Items from a figure collection
/---
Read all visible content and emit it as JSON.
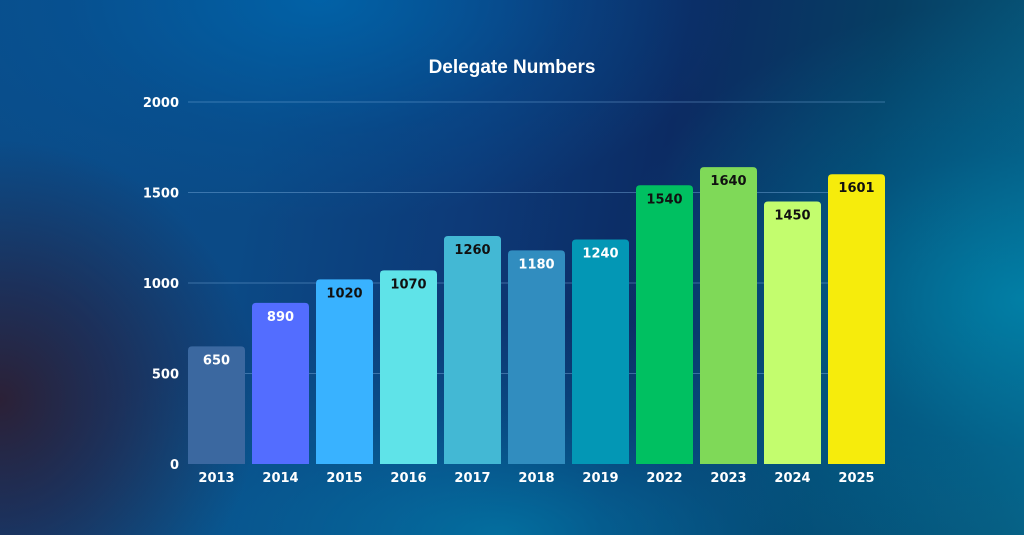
{
  "chart_data": {
    "type": "bar",
    "title": "Delegate Numbers",
    "xlabel": "",
    "ylabel": "",
    "ylim": [
      0,
      2000
    ],
    "yticks": [
      0,
      500,
      1000,
      1500,
      2000
    ],
    "ytick_labels": [
      "0",
      "500",
      "1000",
      "1500",
      "2000"
    ],
    "grid": true,
    "legend": "none",
    "categories": [
      "2013",
      "2014",
      "2015",
      "2016",
      "2017",
      "2018",
      "2019",
      "2022",
      "2023",
      "2024",
      "2025"
    ],
    "values": [
      650,
      890,
      1020,
      1070,
      1260,
      1180,
      1240,
      1540,
      1640,
      1450,
      1601
    ],
    "data_labels": [
      "650",
      "890",
      "1020",
      "1070",
      "1260",
      "1180",
      "1240",
      "1540",
      "1640",
      "1450",
      "1601"
    ],
    "bar_colors": [
      "#3b68a0",
      "#536dff",
      "#39b2ff",
      "#5fe3e8",
      "#43b8d4",
      "#318dbf",
      "#0397b5",
      "#00c061",
      "#7fd958",
      "#c3fd6e",
      "#f6ec0c"
    ],
    "label_colors": [
      "#ffffff",
      "#ffffff",
      "#111111",
      "#111111",
      "#111111",
      "#ffffff",
      "#ffffff",
      "#111111",
      "#111111",
      "#111111",
      "#111111"
    ]
  }
}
\---
**Instruction:**
Reproduce every record above exactly, but leave out the pictures.

**Solution:**
Read all visible content and emit it as JSON.
{
  "chart_data": {
    "type": "bar",
    "title": "Delegate Numbers",
    "xlabel": "",
    "ylabel": "",
    "ylim": [
      0,
      2000
    ],
    "yticks": [
      0,
      500,
      1000,
      1500,
      2000
    ],
    "ytick_labels": [
      "0",
      "500",
      "1000",
      "1500",
      "2000"
    ],
    "grid": true,
    "legend": "none",
    "categories": [
      "2013",
      "2014",
      "2015",
      "2016",
      "2017",
      "2018",
      "2019",
      "2022",
      "2023",
      "2024",
      "2025"
    ],
    "values": [
      650,
      890,
      1020,
      1070,
      1260,
      1180,
      1240,
      1540,
      1640,
      1450,
      1601
    ],
    "data_labels": [
      "650",
      "890",
      "1020",
      "1070",
      "1260",
      "1180",
      "1240",
      "1540",
      "1640",
      "1450",
      "1601"
    ],
    "bar_colors": [
      "#3b68a0",
      "#536dff",
      "#39b2ff",
      "#5fe3e8",
      "#43b8d4",
      "#318dbf",
      "#0397b5",
      "#00c061",
      "#7fd958",
      "#c3fd6e",
      "#f6ec0c"
    ],
    "label_colors": [
      "#ffffff",
      "#ffffff",
      "#111111",
      "#111111",
      "#111111",
      "#ffffff",
      "#ffffff",
      "#111111",
      "#111111",
      "#111111",
      "#111111"
    ]
  }
}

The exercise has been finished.